*Entries from a dataset:*

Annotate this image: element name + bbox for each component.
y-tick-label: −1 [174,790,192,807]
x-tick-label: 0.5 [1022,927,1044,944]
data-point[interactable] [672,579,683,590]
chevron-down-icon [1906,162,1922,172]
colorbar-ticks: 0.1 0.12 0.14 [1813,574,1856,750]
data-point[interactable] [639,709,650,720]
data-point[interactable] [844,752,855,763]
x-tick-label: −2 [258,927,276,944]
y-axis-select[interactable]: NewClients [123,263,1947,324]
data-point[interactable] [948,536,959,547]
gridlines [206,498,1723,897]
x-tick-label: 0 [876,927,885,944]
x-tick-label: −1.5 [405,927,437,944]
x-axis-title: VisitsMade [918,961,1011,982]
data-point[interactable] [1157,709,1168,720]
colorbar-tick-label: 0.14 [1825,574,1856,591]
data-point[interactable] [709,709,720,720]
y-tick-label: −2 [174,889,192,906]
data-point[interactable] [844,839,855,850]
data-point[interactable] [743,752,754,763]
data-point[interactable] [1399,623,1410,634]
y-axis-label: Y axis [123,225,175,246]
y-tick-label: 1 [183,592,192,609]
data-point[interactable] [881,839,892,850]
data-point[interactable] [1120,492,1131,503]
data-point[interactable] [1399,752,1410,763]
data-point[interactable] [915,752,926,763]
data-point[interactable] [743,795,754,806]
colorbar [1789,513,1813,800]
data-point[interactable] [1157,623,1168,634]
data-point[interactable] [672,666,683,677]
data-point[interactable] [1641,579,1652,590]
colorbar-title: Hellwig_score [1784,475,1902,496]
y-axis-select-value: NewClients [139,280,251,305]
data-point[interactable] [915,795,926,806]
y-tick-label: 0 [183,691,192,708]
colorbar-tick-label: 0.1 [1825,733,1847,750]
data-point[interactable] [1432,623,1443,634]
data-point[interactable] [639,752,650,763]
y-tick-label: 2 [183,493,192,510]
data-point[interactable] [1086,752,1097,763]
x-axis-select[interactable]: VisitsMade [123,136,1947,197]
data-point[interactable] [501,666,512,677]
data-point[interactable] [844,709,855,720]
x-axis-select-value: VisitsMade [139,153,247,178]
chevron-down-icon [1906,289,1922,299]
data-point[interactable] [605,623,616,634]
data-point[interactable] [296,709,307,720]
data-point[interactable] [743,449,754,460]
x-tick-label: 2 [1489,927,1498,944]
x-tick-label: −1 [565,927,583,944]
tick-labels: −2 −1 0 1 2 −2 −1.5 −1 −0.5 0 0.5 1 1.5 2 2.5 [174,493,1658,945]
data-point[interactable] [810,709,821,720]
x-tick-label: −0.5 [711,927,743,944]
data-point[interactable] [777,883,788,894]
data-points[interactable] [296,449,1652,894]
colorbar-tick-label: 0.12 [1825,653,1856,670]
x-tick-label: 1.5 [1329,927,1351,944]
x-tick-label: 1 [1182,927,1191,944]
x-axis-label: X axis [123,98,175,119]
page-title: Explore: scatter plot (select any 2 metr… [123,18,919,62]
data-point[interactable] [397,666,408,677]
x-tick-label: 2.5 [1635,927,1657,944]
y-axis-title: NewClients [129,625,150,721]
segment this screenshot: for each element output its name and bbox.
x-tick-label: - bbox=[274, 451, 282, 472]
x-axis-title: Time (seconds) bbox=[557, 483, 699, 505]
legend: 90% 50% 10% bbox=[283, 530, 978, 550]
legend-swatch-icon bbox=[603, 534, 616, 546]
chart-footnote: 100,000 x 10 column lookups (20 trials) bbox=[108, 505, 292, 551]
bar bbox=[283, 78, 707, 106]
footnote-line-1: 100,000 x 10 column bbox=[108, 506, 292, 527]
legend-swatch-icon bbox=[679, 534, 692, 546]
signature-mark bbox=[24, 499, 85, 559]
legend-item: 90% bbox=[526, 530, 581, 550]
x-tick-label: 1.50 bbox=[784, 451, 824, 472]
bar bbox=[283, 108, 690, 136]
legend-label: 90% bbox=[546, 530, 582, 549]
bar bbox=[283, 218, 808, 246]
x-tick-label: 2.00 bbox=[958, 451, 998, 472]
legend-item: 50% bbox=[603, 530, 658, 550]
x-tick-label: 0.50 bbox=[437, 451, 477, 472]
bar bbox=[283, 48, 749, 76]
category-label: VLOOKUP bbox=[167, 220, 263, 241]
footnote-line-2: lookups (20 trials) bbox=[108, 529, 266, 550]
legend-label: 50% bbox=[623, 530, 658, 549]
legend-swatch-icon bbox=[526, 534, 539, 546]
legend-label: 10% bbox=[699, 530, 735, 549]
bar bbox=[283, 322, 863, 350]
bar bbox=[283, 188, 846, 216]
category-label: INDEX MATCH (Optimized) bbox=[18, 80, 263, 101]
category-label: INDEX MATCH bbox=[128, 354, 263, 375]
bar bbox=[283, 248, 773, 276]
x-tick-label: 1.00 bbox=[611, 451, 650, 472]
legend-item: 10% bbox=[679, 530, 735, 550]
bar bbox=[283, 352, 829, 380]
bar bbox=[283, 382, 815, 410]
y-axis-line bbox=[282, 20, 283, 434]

*Requirement:* Copy out, character for character, the material from its first line up to and including the line containing "colorbar-ticks: 0.1 0.12".

*Answer to the task:*
Annotate this image: element name + bbox for each component.
y-tick-label: −1 [174,790,192,807]
x-tick-label: 0.5 [1022,927,1044,944]
data-point[interactable] [672,579,683,590]
chevron-down-icon [1906,162,1922,172]
colorbar-ticks: 0.1 0.12 0.14 [1813,574,1856,750]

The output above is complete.